Dataset items:
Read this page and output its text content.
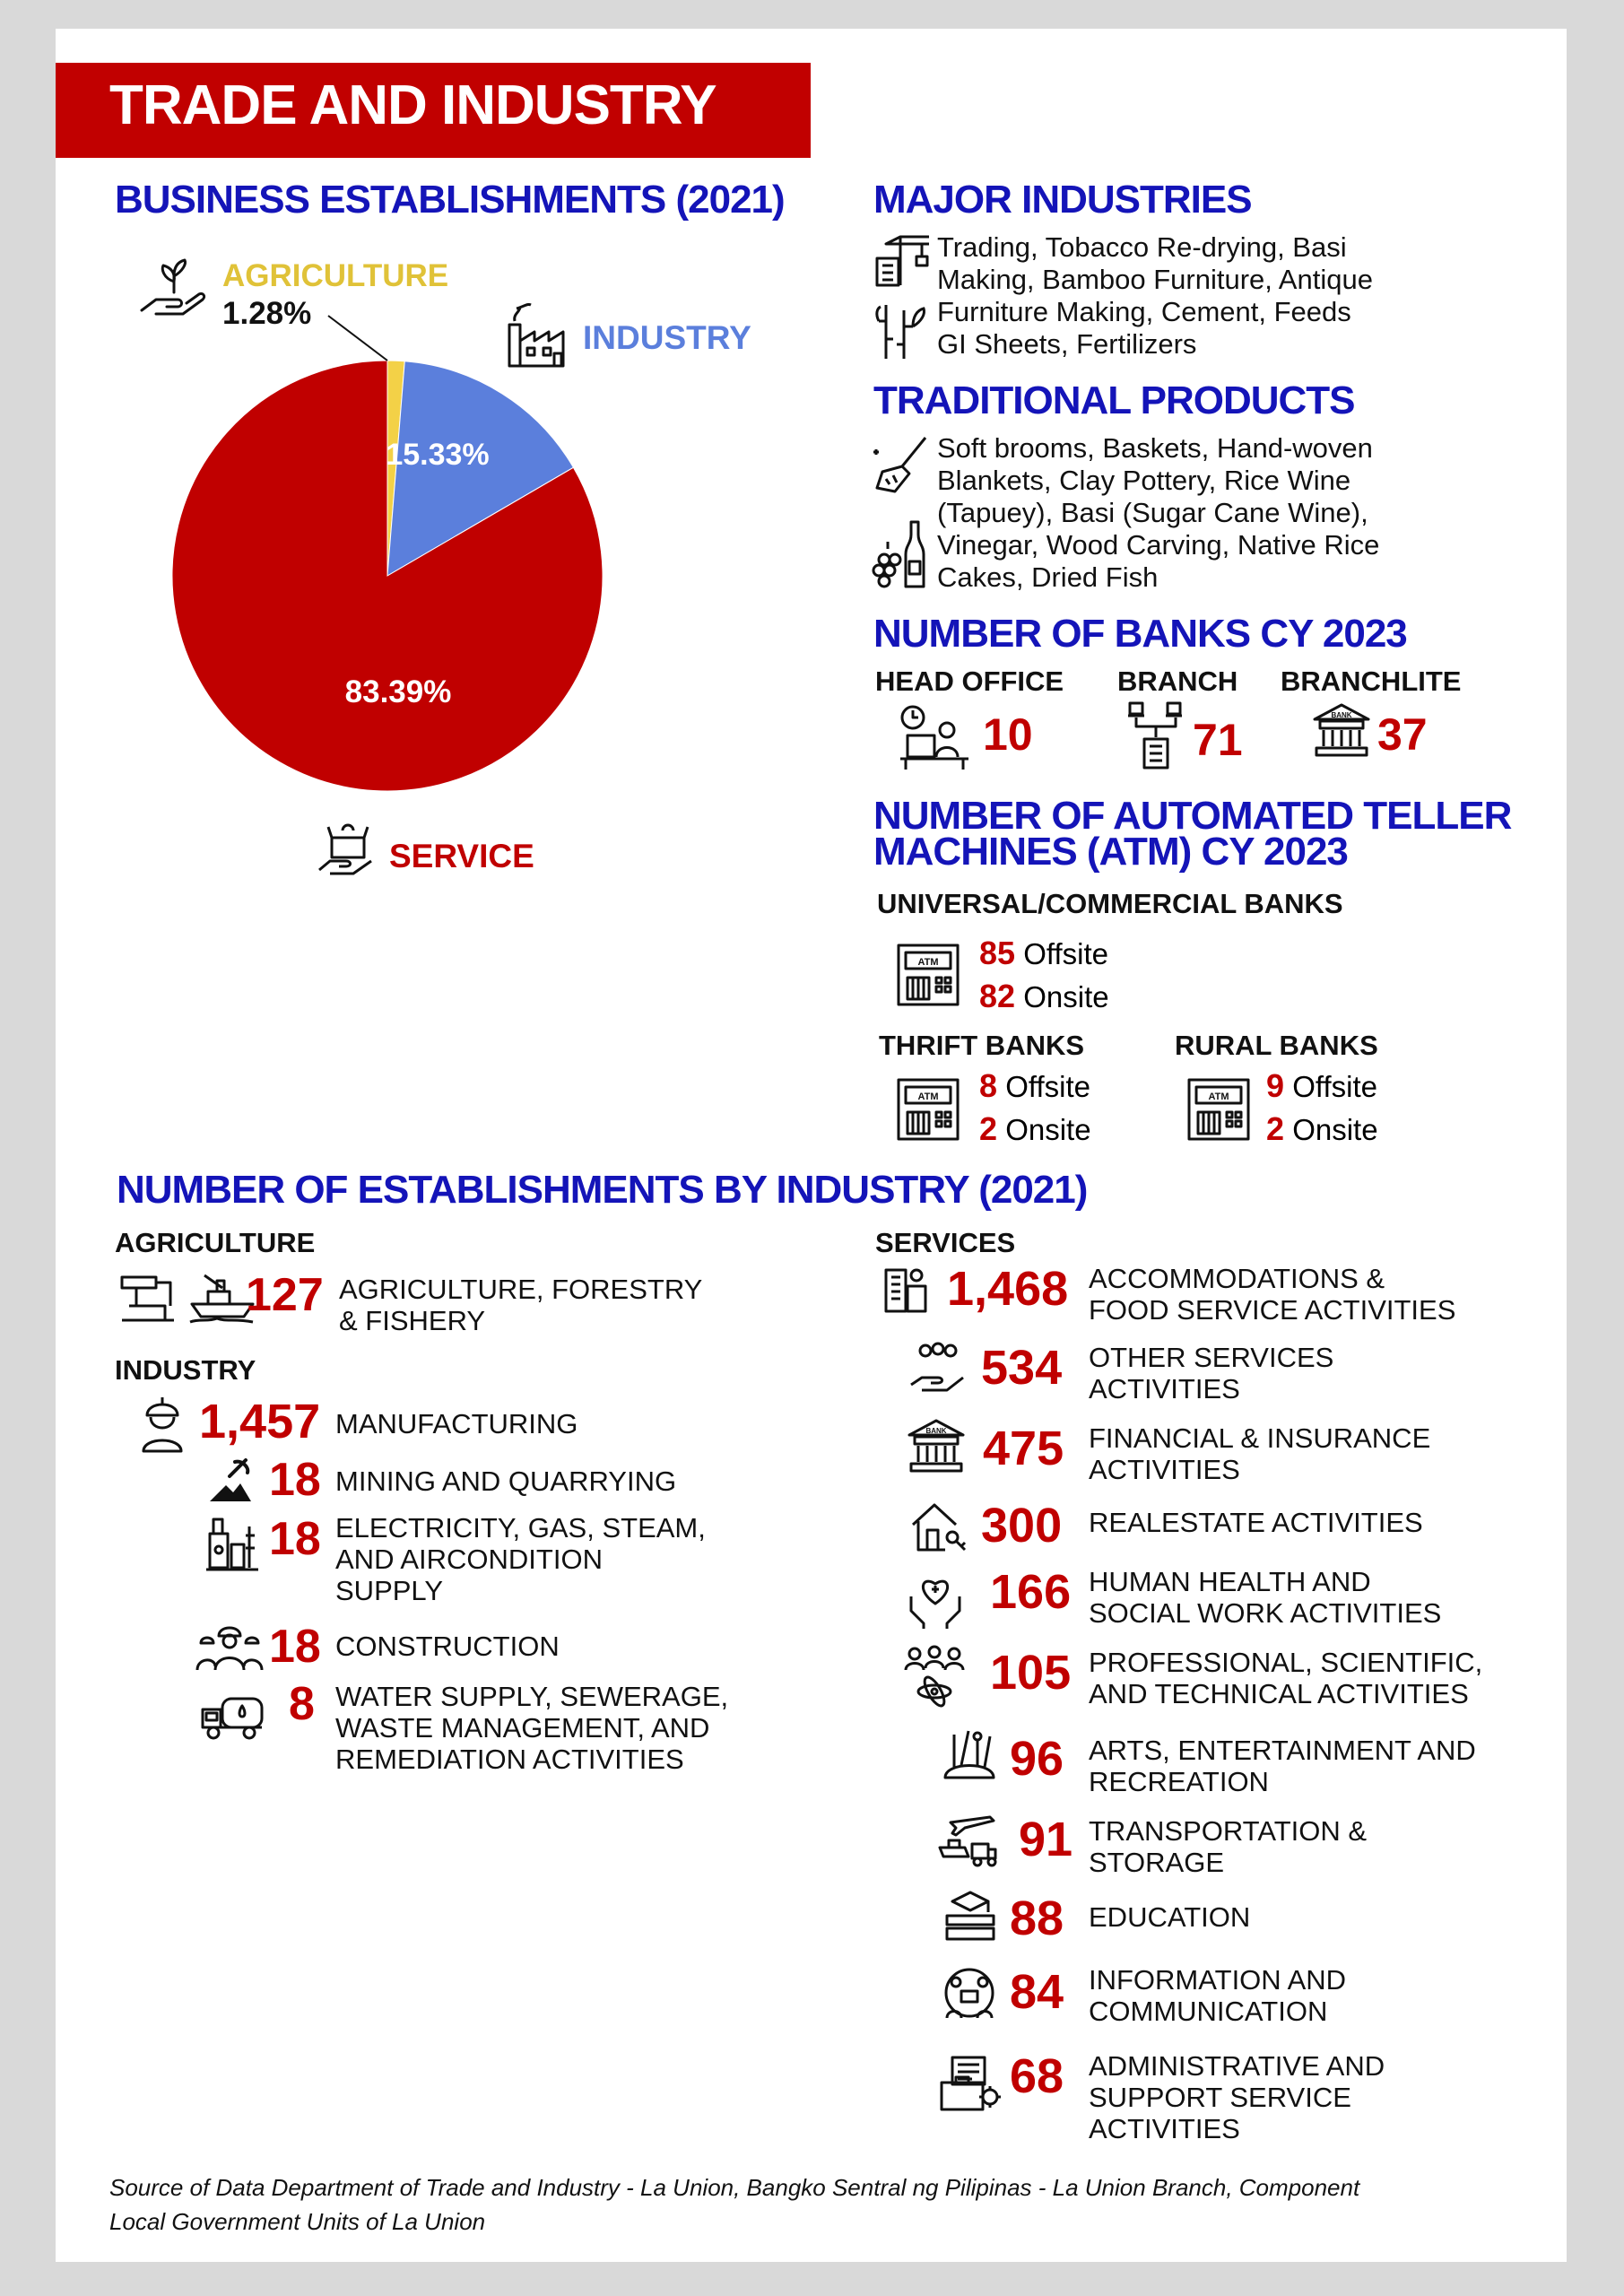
TRADE AND INDUSTRY
BUSINESS ESTABLISHMENTS (2021)
15.33%
83.39%
AGRICULTURE
1.28%
INDUSTRY
SERVICE
MAJOR INDUSTRIES
Trading, Tobacco Re-drying, Basi
Making, Bamboo Furniture, Antique
Furniture Making, Cement, Feeds
GI Sheets, Fertilizers
TRADITIONAL PRODUCTS
Soft brooms, Baskets, Hand-woven
Blankets, Clay Pottery, Rice Wine
(Tapuey), Basi (Sugar Cane Wine),
Vinegar, Wood Carving, Native Rice
Cakes, Dried Fish
NUMBER OF BANKS CY 2023
HEAD OFFICE BRANCH BRANCHLITE
10	71	BANK 37
NUMBER OF AUTOMATED TELLER
MACHINES (ATM) CY 2023
UNIVERSAL/COMMERCIAL BANKS
ATM 85 Offsite
82 Onsite
THRIFT BANKS	RURAL BANKS
ATM 8 Offsite
2 Onsite
ATM 9 Offsite
2 Onsite
NUMBER OF ESTABLISHMENTS BY INDUSTRY (2021)
AGRICULTURE
127 AGRICULTURE, FORESTRY
& FISHERY
INDUSTRY
1,457 MANUFACTURING
18 MINING AND QUARRYING
18 ELECTRICITY, GAS, STEAM,
AND AIRCONDITION
SUPPLY
18 CONSTRUCTION
8 WATER SUPPLY, SEWERAGE,
WASTE MANAGEMENT, AND
REMEDIATION ACTIVITIES
SERVICES
1,468 ACCOMMODATIONS &
FOOD SERVICE ACTIVITIES
534 OTHER SERVICES
ACTIVITIES
BANK 475 FINANCIAL & INSURANCE
ACTIVITIES
300 REALESTATE ACTIVITIES
166 HUMAN HEALTH AND
SOCIAL WORK ACTIVITIES
105 PROFESSIONAL, SCIENTIFIC,
AND TECHNICAL ACTIVITIES
96 ARTS, ENTERTAINMENT AND
RECREATION
91 TRANSPORTATION &
STORAGE
88 EDUCATION
84 INFORMATION AND
COMMUNICATION
68 ADMINISTRATIVE AND
SUPPORT SERVICE
ACTIVITIES
Source of Data Department of Trade and Industry - La Union, Bangko Sentral ng Pilipinas - La Union Branch, Component
Local Government Units of La Union
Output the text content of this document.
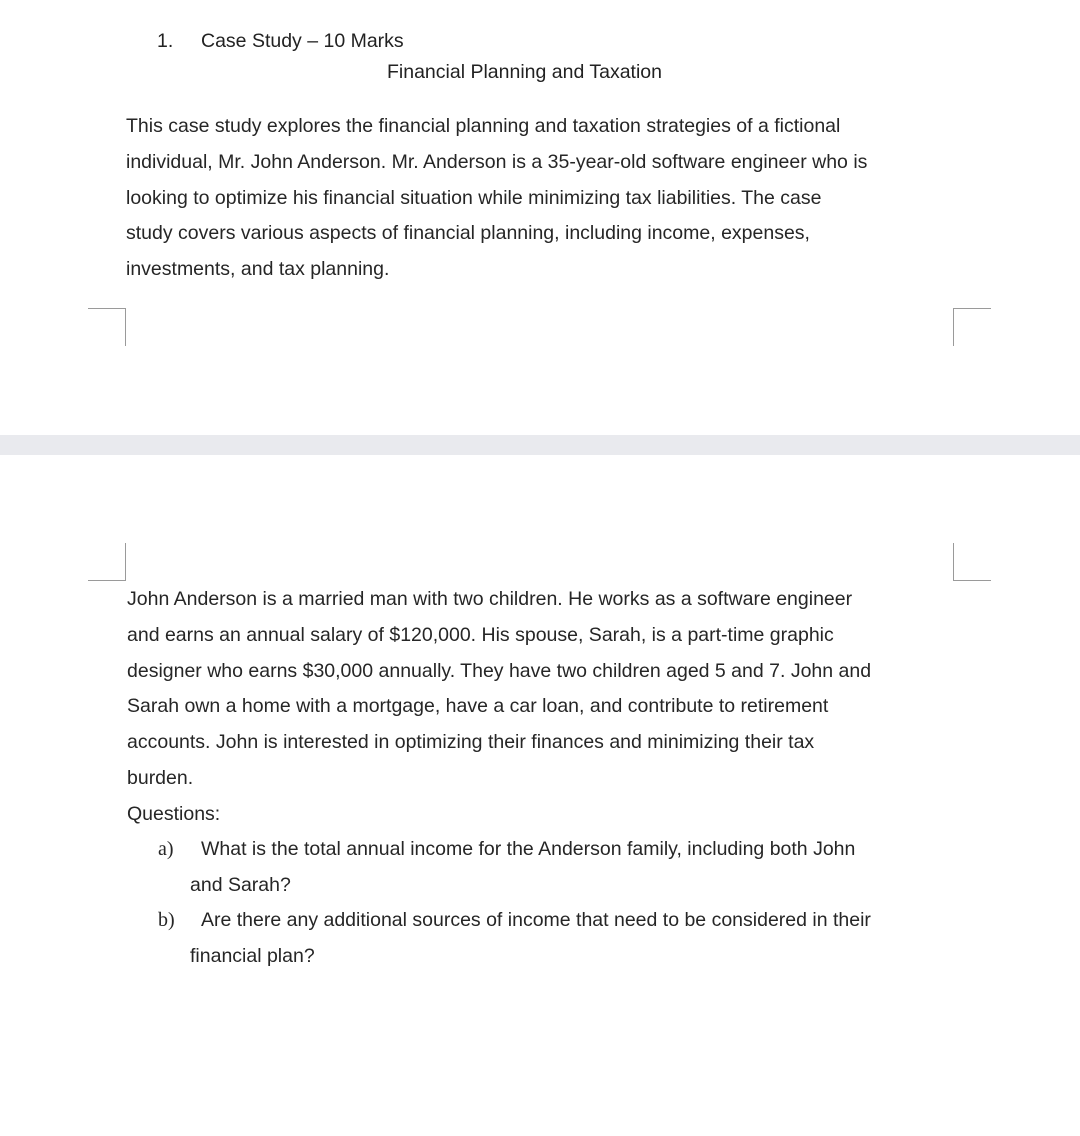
1. Case Study – 10 Marks
Financial Planning and Taxation
This case study explores the financial planning and taxation strategies of a fictional
individual, Mr. John Anderson. Mr. Anderson is a 35-year-old software engineer who is
looking to optimize his financial situation while minimizing tax liabilities. The case
study covers various aspects of financial planning, including income, expenses,
investments, and tax planning.
John Anderson is a married man with two children. He works as a software engineer
and earns an annual salary of $120,000. His spouse, Sarah, is a part-time graphic
designer who earns $30,000 annually. They have two children aged 5 and 7. John and
Sarah own a home with a mortgage, have a car loan, and contribute to retirement
accounts. John is interested in optimizing their finances and minimizing their tax
burden.
Questions:
a) What is the total annual income for the Anderson family, including both John
and Sarah?
b) Are there any additional sources of income that need to be considered in their
financial plan?
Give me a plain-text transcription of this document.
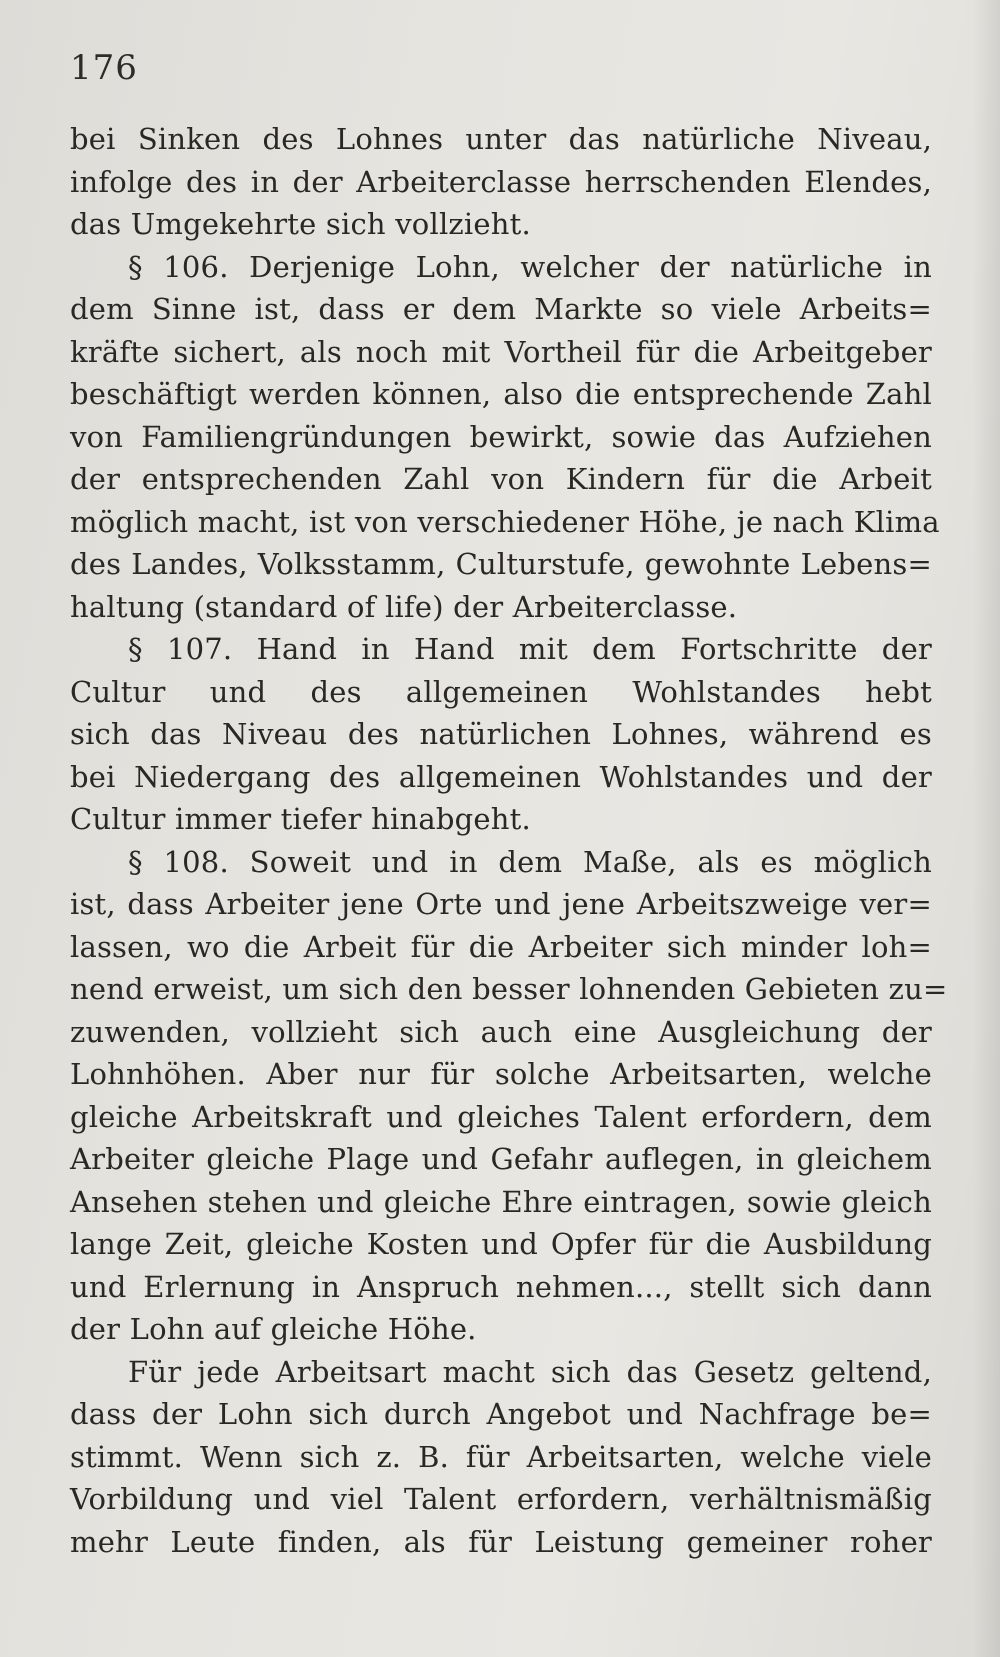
176
bei Sinken des Lohnes unter das natürliche Niveau,
infolge des in der Arbeiterclasse herrschenden Elendes,
das Umgekehrte sich vollzieht.
§ 106. Derjenige Lohn, welcher der natürliche in
dem Sinne ist, dass er dem Markte so viele Arbeits=
kräfte sichert, als noch mit Vortheil für die Arbeitgeber
beschäftigt werden können, also die entsprechende Zahl
von Familiengründungen bewirkt, sowie das Aufziehen
der entsprechenden Zahl von Kindern für die Arbeit
möglich macht, ist von verschiedener Höhe, je nach Klima
des Landes, Volksstamm, Culturstufe, gewohnte Lebens=
haltung (standard of life) der Arbeiterclasse.
§ 107. Hand in Hand mit dem Fortschritte der
Cultur und des allgemeinen Wohlstandes hebt
sich das Niveau des natürlichen Lohnes, während es
bei Niedergang des allgemeinen Wohlstandes und der
Cultur immer tiefer hinabgeht.
§ 108. Soweit und in dem Maße, als es möglich
ist, dass Arbeiter jene Orte und jene Arbeitszweige ver=
lassen, wo die Arbeit für die Arbeiter sich minder loh=
nend erweist, um sich den besser lohnenden Gebieten zu=
zuwenden, vollzieht sich auch eine Ausgleichung der
Lohnhöhen. Aber nur für solche Arbeitsarten, welche
gleiche Arbeitskraft und gleiches Talent erfordern, dem
Arbeiter gleiche Plage und Gefahr auflegen, in gleichem
Ansehen stehen und gleiche Ehre eintragen, sowie gleich
lange Zeit, gleiche Kosten und Opfer für die Ausbildung
und Erlernung in Anspruch nehmen..., stellt sich dann
der Lohn auf gleiche Höhe.
Für jede Arbeitsart macht sich das Gesetz geltend,
dass der Lohn sich durch Angebot und Nachfrage be=
stimmt. Wenn sich z. B. für Arbeitsarten, welche viele
Vorbildung und viel Talent erfordern, verhältnismäßig
mehr Leute finden, als für Leistung gemeiner roher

• **To be done**
All records should be output exactly, with the pictures left out.

• **Written solution**
Read this page and output its text content.
TRADE AND INDUSTRY
BUSINESS ESTABLISHMENTS (2021)
15.33%
83.39%
AGRICULTURE
1.28%
INDUSTRY
SERVICE
MAJOR INDUSTRIES
Trading, Tobacco Re-drying, Basi
Making, Bamboo Furniture, Antique
Furniture Making, Cement, Feeds
GI Sheets, Fertilizers
TRADITIONAL PRODUCTS
Soft brooms, Baskets, Hand-woven
Blankets, Clay Pottery, Rice Wine
(Tapuey), Basi (Sugar Cane Wine),
Vinegar, Wood Carving, Native Rice
Cakes, Dried Fish
NUMBER OF BANKS CY 2023
HEAD OFFICE BRANCH BRANCHLITE
10	71	BANK 37
NUMBER OF AUTOMATED TELLER
MACHINES (ATM) CY 2023
UNIVERSAL/COMMERCIAL BANKS
ATM 85 Offsite
82 Onsite
THRIFT BANKS	RURAL BANKS
ATM 8 Offsite
2 Onsite
ATM 9 Offsite
2 Onsite
NUMBER OF ESTABLISHMENTS BY INDUSTRY (2021)
AGRICULTURE
127 AGRICULTURE, FORESTRY
& FISHERY
INDUSTRY
1,457 MANUFACTURING
18 MINING AND QUARRYING
18 ELECTRICITY, GAS, STEAM,
AND AIRCONDITION
SUPPLY
18 CONSTRUCTION
8 WATER SUPPLY, SEWERAGE,
WASTE MANAGEMENT, AND
REMEDIATION ACTIVITIES
SERVICES
1,468 ACCOMMODATIONS &
FOOD SERVICE ACTIVITIES
534 OTHER SERVICES
ACTIVITIES
BANK 475 FINANCIAL & INSURANCE
ACTIVITIES
300 REALESTATE ACTIVITIES
166 HUMAN HEALTH AND
SOCIAL WORK ACTIVITIES
105 PROFESSIONAL, SCIENTIFIC,
AND TECHNICAL ACTIVITIES
96 ARTS, ENTERTAINMENT AND
RECREATION
91 TRANSPORTATION &
STORAGE
88 EDUCATION
84 INFORMATION AND
COMMUNICATION
68 ADMINISTRATIVE AND
SUPPORT SERVICE
ACTIVITIES
Source of Data Department of Trade and Industry - La Union, Bangko Sentral ng Pilipinas - La Union Branch, Component
Local Government Units of La Union
Output the text content of this document.
1. Case Study – 10 Marks
Financial Planning and Taxation
This case study explores the financial planning and taxation strategies of a fictional
individual, Mr. John Anderson. Mr. Anderson is a 35-year-old software engineer who is
looking to optimize his financial situation while minimizing tax liabilities. The case
study covers various aspects of financial planning, including income, expenses,
investments, and tax planning.
John Anderson is a married man with two children. He works as a software engineer
and earns an annual salary of $120,000. His spouse, Sarah, is a part-time graphic
designer who earns $30,000 annually. They have two children aged 5 and 7. John and
Sarah own a home with a mortgage, have a car loan, and contribute to retirement
accounts. John is interested in optimizing their finances and minimizing their tax
burden.
Questions:
a) What is the total annual income for the Anderson family, including both John
and Sarah?
b) Are there any additional sources of income that need to be considered in their
financial plan?
Give me a plain-text transcription of this document.
176
bei Sinken des Lohnes unter das natürliche Niveau,
infolge des in der Arbeiterclasse herrschenden Elendes,
das Umgekehrte sich vollzieht.
§ 106. Derjenige Lohn, welcher der natürliche in
dem Sinne ist, dass er dem Markte so viele Arbeits=
kräfte sichert, als noch mit Vortheil für die Arbeitgeber
beschäftigt werden können, also die entsprechende Zahl
von Familiengründungen bewirkt, sowie das Aufziehen
der entsprechenden Zahl von Kindern für die Arbeit
möglich macht, ist von verschiedener Höhe, je nach Klima
des Landes, Volksstamm, Culturstufe, gewohnte Lebens=
haltung (standard of life) der Arbeiterclasse.
§ 107. Hand in Hand mit dem Fortschritte der
Cultur und des allgemeinen Wohlstandes hebt
sich das Niveau des natürlichen Lohnes, während es
bei Niedergang des allgemeinen Wohlstandes und der
Cultur immer tiefer hinabgeht.
§ 108. Soweit und in dem Maße, als es möglich
ist, dass Arbeiter jene Orte und jene Arbeitszweige ver=
lassen, wo die Arbeit für die Arbeiter sich minder loh=
nend erweist, um sich den besser lohnenden Gebieten zu=
zuwenden, vollzieht sich auch eine Ausgleichung der
Lohnhöhen. Aber nur für solche Arbeitsarten, welche
gleiche Arbeitskraft und gleiches Talent erfordern, dem
Arbeiter gleiche Plage und Gefahr auflegen, in gleichem
Ansehen stehen und gleiche Ehre eintragen, sowie gleich
lange Zeit, gleiche Kosten und Opfer für die Ausbildung
und Erlernung in Anspruch nehmen..., stellt sich dann
der Lohn auf gleiche Höhe.
Für jede Arbeitsart macht sich das Gesetz geltend,
dass der Lohn sich durch Angebot und Nachfrage be=
stimmt. Wenn sich z. B. für Arbeitsarten, welche viele
Vorbildung und viel Talent erfordern, verhältnismäßig
mehr Leute finden, als für Leistung gemeiner roher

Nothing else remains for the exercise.